= REQUIRED WORK =
From the listing below, select every line where the word "this" appears.

= THE RECORDS =
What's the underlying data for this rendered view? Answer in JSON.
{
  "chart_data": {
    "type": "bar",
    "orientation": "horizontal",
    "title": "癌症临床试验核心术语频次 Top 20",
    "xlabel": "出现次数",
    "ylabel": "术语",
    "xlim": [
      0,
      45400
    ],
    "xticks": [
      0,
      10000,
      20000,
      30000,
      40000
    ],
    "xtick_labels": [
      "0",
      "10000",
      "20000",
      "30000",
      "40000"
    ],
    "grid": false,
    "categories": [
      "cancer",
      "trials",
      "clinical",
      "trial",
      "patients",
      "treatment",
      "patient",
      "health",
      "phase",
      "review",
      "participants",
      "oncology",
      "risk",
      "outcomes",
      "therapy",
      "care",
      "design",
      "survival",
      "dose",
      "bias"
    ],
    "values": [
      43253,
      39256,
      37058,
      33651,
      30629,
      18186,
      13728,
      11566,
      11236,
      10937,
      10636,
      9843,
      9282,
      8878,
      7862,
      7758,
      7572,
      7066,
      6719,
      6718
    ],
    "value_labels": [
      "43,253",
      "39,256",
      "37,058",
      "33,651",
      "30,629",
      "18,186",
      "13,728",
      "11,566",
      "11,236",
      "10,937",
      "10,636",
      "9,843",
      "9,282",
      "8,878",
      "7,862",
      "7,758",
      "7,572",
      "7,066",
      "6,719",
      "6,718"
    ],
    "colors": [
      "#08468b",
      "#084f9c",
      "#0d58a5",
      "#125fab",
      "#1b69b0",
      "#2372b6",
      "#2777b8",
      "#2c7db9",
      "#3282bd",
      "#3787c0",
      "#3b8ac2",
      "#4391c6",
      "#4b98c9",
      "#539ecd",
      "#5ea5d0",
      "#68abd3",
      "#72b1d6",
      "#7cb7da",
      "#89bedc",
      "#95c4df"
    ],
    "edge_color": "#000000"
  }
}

* * *

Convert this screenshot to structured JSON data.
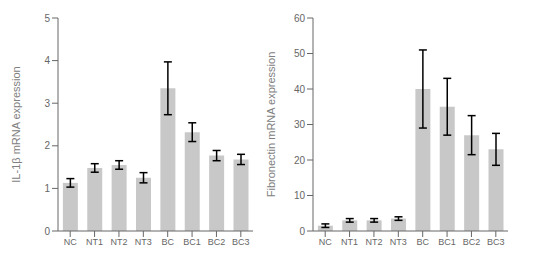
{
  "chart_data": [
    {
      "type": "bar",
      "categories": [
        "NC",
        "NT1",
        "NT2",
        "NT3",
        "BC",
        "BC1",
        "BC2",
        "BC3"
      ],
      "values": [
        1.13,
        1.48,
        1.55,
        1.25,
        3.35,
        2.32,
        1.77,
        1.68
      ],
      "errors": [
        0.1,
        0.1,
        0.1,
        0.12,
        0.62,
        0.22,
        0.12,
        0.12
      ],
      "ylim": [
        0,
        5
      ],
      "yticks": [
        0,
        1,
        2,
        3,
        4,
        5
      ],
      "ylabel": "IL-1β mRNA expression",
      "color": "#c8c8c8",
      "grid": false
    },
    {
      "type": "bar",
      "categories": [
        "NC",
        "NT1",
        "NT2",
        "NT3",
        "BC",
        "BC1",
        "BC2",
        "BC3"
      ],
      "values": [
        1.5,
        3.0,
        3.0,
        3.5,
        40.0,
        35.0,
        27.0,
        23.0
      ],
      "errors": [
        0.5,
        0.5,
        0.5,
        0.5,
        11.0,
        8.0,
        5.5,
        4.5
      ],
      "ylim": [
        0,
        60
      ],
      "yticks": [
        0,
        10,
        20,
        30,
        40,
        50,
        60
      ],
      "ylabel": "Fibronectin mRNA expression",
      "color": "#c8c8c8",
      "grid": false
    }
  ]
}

* * *

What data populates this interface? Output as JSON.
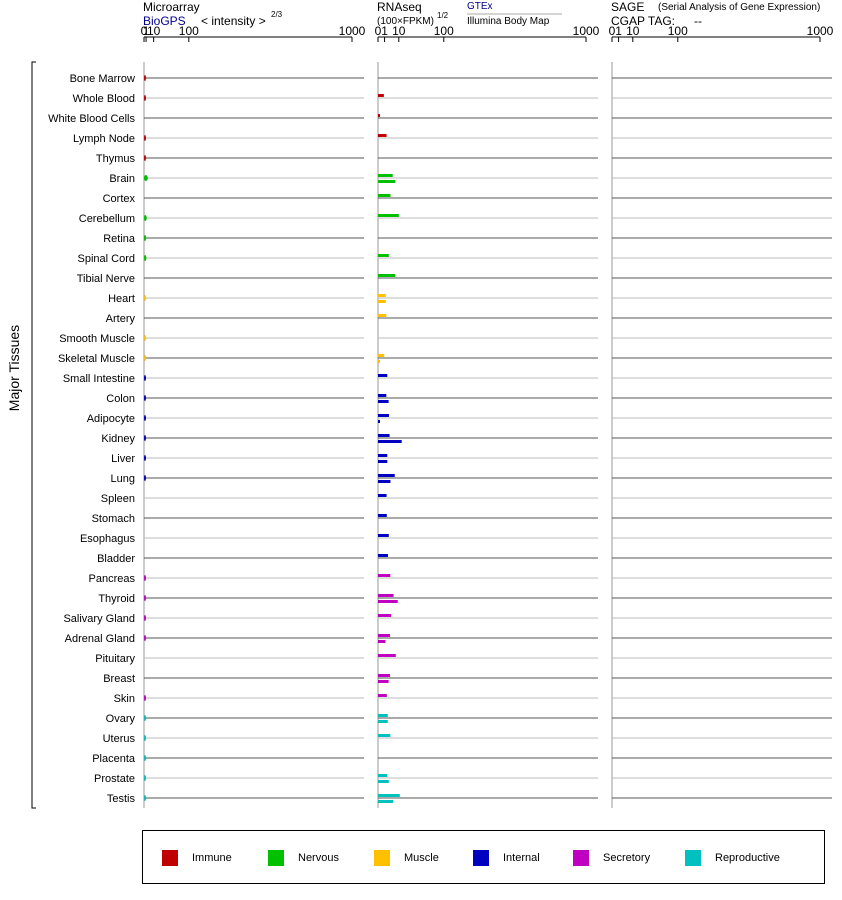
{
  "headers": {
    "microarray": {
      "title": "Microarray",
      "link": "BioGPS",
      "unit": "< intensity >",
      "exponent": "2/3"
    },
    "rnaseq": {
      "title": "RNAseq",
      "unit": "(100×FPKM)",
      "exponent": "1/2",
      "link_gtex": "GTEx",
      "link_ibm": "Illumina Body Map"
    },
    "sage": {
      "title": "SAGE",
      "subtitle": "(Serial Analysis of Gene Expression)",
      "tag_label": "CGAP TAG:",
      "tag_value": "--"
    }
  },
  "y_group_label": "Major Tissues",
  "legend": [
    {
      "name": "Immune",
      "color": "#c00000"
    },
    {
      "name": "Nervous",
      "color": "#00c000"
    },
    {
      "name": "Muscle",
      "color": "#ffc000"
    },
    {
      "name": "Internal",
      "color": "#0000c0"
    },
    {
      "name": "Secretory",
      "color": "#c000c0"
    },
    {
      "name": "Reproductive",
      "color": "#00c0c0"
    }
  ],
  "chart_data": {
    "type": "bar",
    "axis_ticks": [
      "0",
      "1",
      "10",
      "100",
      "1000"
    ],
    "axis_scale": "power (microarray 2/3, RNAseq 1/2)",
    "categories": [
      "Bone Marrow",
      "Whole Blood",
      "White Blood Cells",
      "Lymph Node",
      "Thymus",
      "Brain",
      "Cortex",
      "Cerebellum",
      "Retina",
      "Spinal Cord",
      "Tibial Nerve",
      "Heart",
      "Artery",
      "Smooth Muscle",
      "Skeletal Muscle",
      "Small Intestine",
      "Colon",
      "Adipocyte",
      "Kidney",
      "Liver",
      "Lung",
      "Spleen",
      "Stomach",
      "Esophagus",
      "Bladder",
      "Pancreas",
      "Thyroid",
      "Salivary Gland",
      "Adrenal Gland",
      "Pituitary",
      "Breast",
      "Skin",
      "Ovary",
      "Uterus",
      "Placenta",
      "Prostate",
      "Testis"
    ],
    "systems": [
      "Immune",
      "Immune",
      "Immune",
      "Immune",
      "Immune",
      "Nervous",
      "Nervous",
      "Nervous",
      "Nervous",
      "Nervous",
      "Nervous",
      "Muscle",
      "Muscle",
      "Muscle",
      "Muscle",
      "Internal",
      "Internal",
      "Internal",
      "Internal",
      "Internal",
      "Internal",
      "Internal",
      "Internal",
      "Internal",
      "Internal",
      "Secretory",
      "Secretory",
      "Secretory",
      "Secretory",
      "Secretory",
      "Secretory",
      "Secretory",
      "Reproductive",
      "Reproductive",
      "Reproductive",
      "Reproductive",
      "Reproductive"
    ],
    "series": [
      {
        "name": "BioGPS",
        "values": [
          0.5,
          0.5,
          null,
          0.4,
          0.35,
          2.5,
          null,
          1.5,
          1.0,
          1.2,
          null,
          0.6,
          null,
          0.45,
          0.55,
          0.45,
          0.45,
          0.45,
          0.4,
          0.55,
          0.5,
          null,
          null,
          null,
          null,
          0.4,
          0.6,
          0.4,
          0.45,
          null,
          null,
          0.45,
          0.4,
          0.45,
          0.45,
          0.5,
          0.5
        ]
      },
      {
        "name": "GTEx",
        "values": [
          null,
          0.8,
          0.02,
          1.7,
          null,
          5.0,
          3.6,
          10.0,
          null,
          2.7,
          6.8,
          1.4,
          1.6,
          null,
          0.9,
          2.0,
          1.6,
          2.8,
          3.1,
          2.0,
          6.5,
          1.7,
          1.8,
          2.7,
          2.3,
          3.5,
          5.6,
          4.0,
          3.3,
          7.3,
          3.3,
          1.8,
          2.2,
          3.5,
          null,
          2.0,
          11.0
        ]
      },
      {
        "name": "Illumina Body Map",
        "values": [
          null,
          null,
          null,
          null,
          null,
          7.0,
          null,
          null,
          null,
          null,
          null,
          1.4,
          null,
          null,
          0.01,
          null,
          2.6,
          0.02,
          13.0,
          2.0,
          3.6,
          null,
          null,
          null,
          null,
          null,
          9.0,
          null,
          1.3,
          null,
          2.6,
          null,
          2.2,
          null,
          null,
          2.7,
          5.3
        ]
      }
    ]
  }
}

= ANSWER SECTION =
What's the underlying data for this rendered view? Answer in JSON.
Convert this screenshot to structured JSON data.
What data populates this interface? Output as JSON.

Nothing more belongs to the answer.